▶ CHALLENGE:
Extract the listing in its entirety, keeping each line identical to the original.

▶ EXTRACTED RECORDS:
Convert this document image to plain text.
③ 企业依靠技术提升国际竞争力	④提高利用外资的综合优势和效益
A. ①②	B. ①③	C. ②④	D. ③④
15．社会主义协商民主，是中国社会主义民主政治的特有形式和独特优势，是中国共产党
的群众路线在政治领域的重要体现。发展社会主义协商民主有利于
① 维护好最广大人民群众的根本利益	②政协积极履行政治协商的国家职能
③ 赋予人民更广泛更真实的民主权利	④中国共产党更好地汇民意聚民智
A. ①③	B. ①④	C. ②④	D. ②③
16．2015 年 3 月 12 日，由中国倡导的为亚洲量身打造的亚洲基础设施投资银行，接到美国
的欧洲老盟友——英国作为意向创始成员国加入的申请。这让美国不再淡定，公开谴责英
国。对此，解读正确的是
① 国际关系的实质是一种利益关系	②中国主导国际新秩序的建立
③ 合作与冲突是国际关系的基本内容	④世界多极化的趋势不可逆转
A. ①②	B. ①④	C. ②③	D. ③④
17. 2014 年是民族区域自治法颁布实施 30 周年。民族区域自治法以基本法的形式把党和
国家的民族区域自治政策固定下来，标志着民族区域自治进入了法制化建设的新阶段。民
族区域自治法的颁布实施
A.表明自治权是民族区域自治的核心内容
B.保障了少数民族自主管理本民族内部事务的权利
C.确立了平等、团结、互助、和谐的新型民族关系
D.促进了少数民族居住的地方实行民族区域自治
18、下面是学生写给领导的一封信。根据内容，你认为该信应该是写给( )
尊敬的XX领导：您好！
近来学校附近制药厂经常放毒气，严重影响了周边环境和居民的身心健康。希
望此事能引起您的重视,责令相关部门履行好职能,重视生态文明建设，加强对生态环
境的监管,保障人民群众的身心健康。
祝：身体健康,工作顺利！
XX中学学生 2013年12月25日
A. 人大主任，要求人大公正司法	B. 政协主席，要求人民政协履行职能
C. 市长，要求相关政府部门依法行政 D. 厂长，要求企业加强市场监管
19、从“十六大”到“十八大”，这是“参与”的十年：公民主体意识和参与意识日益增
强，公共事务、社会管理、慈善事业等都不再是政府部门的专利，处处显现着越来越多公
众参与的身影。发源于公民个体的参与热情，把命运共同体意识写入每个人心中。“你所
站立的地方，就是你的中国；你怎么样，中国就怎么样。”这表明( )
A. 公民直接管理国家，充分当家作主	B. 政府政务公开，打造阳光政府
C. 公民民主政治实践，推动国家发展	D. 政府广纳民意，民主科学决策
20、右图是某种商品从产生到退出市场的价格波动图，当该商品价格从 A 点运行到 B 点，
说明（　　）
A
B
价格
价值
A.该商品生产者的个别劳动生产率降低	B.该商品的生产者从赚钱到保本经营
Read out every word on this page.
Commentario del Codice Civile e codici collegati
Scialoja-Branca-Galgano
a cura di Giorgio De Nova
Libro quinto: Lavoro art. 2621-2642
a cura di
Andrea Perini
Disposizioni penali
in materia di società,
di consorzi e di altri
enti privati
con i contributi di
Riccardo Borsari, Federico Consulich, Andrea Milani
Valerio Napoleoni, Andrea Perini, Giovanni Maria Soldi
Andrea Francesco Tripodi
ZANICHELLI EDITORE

▶ RESPONSE TO THE EXERCISE:
Convert this document image to plain text.
③ 企业依靠技术提升国际竞争力	④提高利用外资的综合优势和效益
A. ①②	B. ①③	C. ②④	D. ③④
15．社会主义协商民主，是中国社会主义民主政治的特有形式和独特优势，是中国共产党
的群众路线在政治领域的重要体现。发展社会主义协商民主有利于
① 维护好最广大人民群众的根本利益	②政协积极履行政治协商的国家职能
③ 赋予人民更广泛更真实的民主权利	④中国共产党更好地汇民意聚民智
A. ①③	B. ①④	C. ②④	D. ②③
16．2015 年 3 月 12 日，由中国倡导的为亚洲量身打造的亚洲基础设施投资银行，接到美国
的欧洲老盟友——英国作为意向创始成员国加入的申请。这让美国不再淡定，公开谴责英
国。对此，解读正确的是
① 国际关系的实质是一种利益关系	②中国主导国际新秩序的建立
③ 合作与冲突是国际关系的基本内容	④世界多极化的趋势不可逆转
A. ①②	B. ①④	C. ②③	D. ③④
17. 2014 年是民族区域自治法颁布实施 30 周年。民族区域自治法以基本法的形式把党和
国家的民族区域自治政策固定下来，标志着民族区域自治进入了法制化建设的新阶段。民
族区域自治法的颁布实施
A.表明自治权是民族区域自治的核心内容
B.保障了少数民族自主管理本民族内部事务的权利
C.确立了平等、团结、互助、和谐的新型民族关系
D.促进了少数民族居住的地方实行民族区域自治
18、下面是学生写给领导的一封信。根据内容，你认为该信应该是写给( )
尊敬的XX领导：您好！
近来学校附近制药厂经常放毒气，严重影响了周边环境和居民的身心健康。希
望此事能引起您的重视,责令相关部门履行好职能,重视生态文明建设，加强对生态环
境的监管,保障人民群众的身心健康。
祝：身体健康,工作顺利！
XX中学学生 2013年12月25日
A. 人大主任，要求人大公正司法	B. 政协主席，要求人民政协履行职能
C. 市长，要求相关政府部门依法行政 D. 厂长，要求企业加强市场监管
19、从“十六大”到“十八大”，这是“参与”的十年：公民主体意识和参与意识日益增
强，公共事务、社会管理、慈善事业等都不再是政府部门的专利，处处显现着越来越多公
众参与的身影。发源于公民个体的参与热情，把命运共同体意识写入每个人心中。“你所
站立的地方，就是你的中国；你怎么样，中国就怎么样。”这表明( )
A. 公民直接管理国家，充分当家作主	B. 政府政务公开，打造阳光政府
C. 公民民主政治实践，推动国家发展	D. 政府广纳民意，民主科学决策
20、右图是某种商品从产生到退出市场的价格波动图，当该商品价格从 A 点运行到 B 点，
说明（　　）
A
B
价格
价值
A.该商品生产者的个别劳动生产率降低	B.该商品的生产者从赚钱到保本经营
Read out every word on this page.
Commentario del Codice Civile e codici collegati
Scialoja-Branca-Galgano
a cura di Giorgio De Nova
Libro quinto: Lavoro art. 2621-2642
a cura di
Andrea Perini
Disposizioni penali
in materia di società,
di consorzi e di altri
enti privati
con i contributi di
Riccardo Borsari, Federico Consulich, Andrea Milani
Valerio Napoleoni, Andrea Perini, Giovanni Maria Soldi
Andrea Francesco Tripodi
ZANICHELLI EDITORE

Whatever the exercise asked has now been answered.